■ **Task to carry out**
Set down the material below in full, matching it exactly.

■ **Excerpted records**
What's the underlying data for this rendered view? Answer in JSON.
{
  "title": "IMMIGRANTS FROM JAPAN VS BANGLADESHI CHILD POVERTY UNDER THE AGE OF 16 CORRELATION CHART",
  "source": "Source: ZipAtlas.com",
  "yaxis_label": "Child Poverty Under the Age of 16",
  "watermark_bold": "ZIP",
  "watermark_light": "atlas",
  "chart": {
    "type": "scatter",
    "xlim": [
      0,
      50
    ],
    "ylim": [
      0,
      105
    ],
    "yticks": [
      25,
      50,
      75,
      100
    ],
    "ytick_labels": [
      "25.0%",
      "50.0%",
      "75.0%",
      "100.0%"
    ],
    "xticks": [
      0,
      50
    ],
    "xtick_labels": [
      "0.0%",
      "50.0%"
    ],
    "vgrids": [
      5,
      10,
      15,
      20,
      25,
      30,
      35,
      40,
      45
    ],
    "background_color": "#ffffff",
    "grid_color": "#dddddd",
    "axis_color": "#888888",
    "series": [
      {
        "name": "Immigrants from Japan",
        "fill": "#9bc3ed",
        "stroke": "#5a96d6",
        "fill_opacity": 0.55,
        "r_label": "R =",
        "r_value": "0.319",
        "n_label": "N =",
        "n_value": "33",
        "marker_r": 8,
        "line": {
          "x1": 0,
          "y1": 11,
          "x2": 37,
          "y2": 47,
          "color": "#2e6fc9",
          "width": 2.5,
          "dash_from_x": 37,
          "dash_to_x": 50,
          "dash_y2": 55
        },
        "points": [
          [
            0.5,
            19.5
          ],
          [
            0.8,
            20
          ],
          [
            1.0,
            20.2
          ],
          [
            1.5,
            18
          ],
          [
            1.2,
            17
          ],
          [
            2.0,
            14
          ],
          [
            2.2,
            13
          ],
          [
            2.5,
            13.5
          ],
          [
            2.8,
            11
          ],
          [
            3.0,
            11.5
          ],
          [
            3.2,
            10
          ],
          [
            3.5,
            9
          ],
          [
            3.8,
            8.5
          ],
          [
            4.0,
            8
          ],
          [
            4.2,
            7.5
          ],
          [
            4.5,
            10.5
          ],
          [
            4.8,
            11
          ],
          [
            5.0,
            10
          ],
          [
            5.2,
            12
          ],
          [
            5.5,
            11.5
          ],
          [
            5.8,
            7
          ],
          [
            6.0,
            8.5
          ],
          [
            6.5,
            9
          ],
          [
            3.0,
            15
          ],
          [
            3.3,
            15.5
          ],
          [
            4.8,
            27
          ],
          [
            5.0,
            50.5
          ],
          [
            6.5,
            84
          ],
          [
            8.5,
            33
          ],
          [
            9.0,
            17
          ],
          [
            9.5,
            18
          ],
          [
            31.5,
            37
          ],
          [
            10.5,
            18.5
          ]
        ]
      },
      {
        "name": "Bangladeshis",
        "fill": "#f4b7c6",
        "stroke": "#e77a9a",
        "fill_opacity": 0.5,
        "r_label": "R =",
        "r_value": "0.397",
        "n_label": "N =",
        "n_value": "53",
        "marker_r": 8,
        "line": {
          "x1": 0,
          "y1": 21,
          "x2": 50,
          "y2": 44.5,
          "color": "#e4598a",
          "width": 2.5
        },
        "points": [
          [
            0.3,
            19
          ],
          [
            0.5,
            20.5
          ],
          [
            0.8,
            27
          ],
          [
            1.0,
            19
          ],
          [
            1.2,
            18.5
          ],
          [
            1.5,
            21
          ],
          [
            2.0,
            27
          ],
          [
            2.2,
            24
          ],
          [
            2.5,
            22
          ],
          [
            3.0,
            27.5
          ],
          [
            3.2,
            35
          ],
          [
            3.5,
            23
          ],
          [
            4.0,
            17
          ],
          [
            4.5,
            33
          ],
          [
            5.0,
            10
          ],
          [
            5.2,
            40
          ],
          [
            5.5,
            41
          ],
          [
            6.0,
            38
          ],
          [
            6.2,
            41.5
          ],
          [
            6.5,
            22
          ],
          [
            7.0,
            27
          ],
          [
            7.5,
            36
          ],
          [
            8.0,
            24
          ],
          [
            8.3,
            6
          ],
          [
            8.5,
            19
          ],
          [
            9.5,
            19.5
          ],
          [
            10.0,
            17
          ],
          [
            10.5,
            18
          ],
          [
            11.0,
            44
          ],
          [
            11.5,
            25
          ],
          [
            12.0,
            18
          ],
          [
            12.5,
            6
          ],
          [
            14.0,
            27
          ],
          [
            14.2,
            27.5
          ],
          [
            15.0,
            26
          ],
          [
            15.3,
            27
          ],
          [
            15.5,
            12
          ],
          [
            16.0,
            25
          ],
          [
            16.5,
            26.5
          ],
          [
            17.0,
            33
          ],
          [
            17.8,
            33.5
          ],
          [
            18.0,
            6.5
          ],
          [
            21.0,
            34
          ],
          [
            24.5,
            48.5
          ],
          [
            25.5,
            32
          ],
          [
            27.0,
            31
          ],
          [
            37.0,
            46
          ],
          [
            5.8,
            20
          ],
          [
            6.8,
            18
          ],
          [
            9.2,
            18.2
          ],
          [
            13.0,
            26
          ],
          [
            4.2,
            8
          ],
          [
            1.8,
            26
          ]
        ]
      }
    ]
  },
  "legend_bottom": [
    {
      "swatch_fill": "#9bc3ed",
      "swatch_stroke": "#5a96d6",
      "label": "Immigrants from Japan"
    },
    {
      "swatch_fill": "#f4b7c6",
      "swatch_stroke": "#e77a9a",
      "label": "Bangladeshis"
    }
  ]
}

■ **Complete answer**
What's the underlying data for this rendered view? Answer in JSON.
{
  "title": "IMMIGRANTS FROM JAPAN VS BANGLADESHI CHILD POVERTY UNDER THE AGE OF 16 CORRELATION CHART",
  "source": "Source: ZipAtlas.com",
  "yaxis_label": "Child Poverty Under the Age of 16",
  "watermark_bold": "ZIP",
  "watermark_light": "atlas",
  "chart": {
    "type": "scatter",
    "xlim": [
      0,
      50
    ],
    "ylim": [
      0,
      105
    ],
    "yticks": [
      25,
      50,
      75,
      100
    ],
    "ytick_labels": [
      "25.0%",
      "50.0%",
      "75.0%",
      "100.0%"
    ],
    "xticks": [
      0,
      50
    ],
    "xtick_labels": [
      "0.0%",
      "50.0%"
    ],
    "vgrids": [
      5,
      10,
      15,
      20,
      25,
      30,
      35,
      40,
      45
    ],
    "background_color": "#ffffff",
    "grid_color": "#dddddd",
    "axis_color": "#888888",
    "series": [
      {
        "name": "Immigrants from Japan",
        "fill": "#9bc3ed",
        "stroke": "#5a96d6",
        "fill_opacity": 0.55,
        "r_label": "R =",
        "r_value": "0.319",
        "n_label": "N =",
        "n_value": "33",
        "marker_r": 8,
        "line": {
          "x1": 0,
          "y1": 11,
          "x2": 37,
          "y2": 47,
          "color": "#2e6fc9",
          "width": 2.5,
          "dash_from_x": 37,
          "dash_to_x": 50,
          "dash_y2": 55
        },
        "points": [
          [
            0.5,
            19.5
          ],
          [
            0.8,
            20
          ],
          [
            1.0,
            20.2
          ],
          [
            1.5,
            18
          ],
          [
            1.2,
            17
          ],
          [
            2.0,
            14
          ],
          [
            2.2,
            13
          ],
          [
            2.5,
            13.5
          ],
          [
            2.8,
            11
          ],
          [
            3.0,
            11.5
          ],
          [
            3.2,
            10
          ],
          [
            3.5,
            9
          ],
          [
            3.8,
            8.5
          ],
          [
            4.0,
            8
          ],
          [
            4.2,
            7.5
          ],
          [
            4.5,
            10.5
          ],
          [
            4.8,
            11
          ],
          [
            5.0,
            10
          ],
          [
            5.2,
            12
          ],
          [
            5.5,
            11.5
          ],
          [
            5.8,
            7
          ],
          [
            6.0,
            8.5
          ],
          [
            6.5,
            9
          ],
          [
            3.0,
            15
          ],
          [
            3.3,
            15.5
          ],
          [
            4.8,
            27
          ],
          [
            5.0,
            50.5
          ],
          [
            6.5,
            84
          ],
          [
            8.5,
            33
          ],
          [
            9.0,
            17
          ],
          [
            9.5,
            18
          ],
          [
            31.5,
            37
          ],
          [
            10.5,
            18.5
          ]
        ]
      },
      {
        "name": "Bangladeshis",
        "fill": "#f4b7c6",
        "stroke": "#e77a9a",
        "fill_opacity": 0.5,
        "r_label": "R =",
        "r_value": "0.397",
        "n_label": "N =",
        "n_value": "53",
        "marker_r": 8,
        "line": {
          "x1": 0,
          "y1": 21,
          "x2": 50,
          "y2": 44.5,
          "color": "#e4598a",
          "width": 2.5
        },
        "points": [
          [
            0.3,
            19
          ],
          [
            0.5,
            20.5
          ],
          [
            0.8,
            27
          ],
          [
            1.0,
            19
          ],
          [
            1.2,
            18.5
          ],
          [
            1.5,
            21
          ],
          [
            2.0,
            27
          ],
          [
            2.2,
            24
          ],
          [
            2.5,
            22
          ],
          [
            3.0,
            27.5
          ],
          [
            3.2,
            35
          ],
          [
            3.5,
            23
          ],
          [
            4.0,
            17
          ],
          [
            4.5,
            33
          ],
          [
            5.0,
            10
          ],
          [
            5.2,
            40
          ],
          [
            5.5,
            41
          ],
          [
            6.0,
            38
          ],
          [
            6.2,
            41.5
          ],
          [
            6.5,
            22
          ],
          [
            7.0,
            27
          ],
          [
            7.5,
            36
          ],
          [
            8.0,
            24
          ],
          [
            8.3,
            6
          ],
          [
            8.5,
            19
          ],
          [
            9.5,
            19.5
          ],
          [
            10.0,
            17
          ],
          [
            10.5,
            18
          ],
          [
            11.0,
            44
          ],
          [
            11.5,
            25
          ],
          [
            12.0,
            18
          ],
          [
            12.5,
            6
          ],
          [
            14.0,
            27
          ],
          [
            14.2,
            27.5
          ],
          [
            15.0,
            26
          ],
          [
            15.3,
            27
          ],
          [
            15.5,
            12
          ],
          [
            16.0,
            25
          ],
          [
            16.5,
            26.5
          ],
          [
            17.0,
            33
          ],
          [
            17.8,
            33.5
          ],
          [
            18.0,
            6.5
          ],
          [
            21.0,
            34
          ],
          [
            24.5,
            48.5
          ],
          [
            25.5,
            32
          ],
          [
            27.0,
            31
          ],
          [
            37.0,
            46
          ],
          [
            5.8,
            20
          ],
          [
            6.8,
            18
          ],
          [
            9.2,
            18.2
          ],
          [
            13.0,
            26
          ],
          [
            4.2,
            8
          ],
          [
            1.8,
            26
          ]
        ]
      }
    ]
  },
  "legend_bottom": [
    {
      "swatch_fill": "#9bc3ed",
      "swatch_stroke": "#5a96d6",
      "label": "Immigrants from Japan"
    },
    {
      "swatch_fill": "#f4b7c6",
      "swatch_stroke": "#e77a9a",
      "label": "Bangladeshis"
    }
  ]
}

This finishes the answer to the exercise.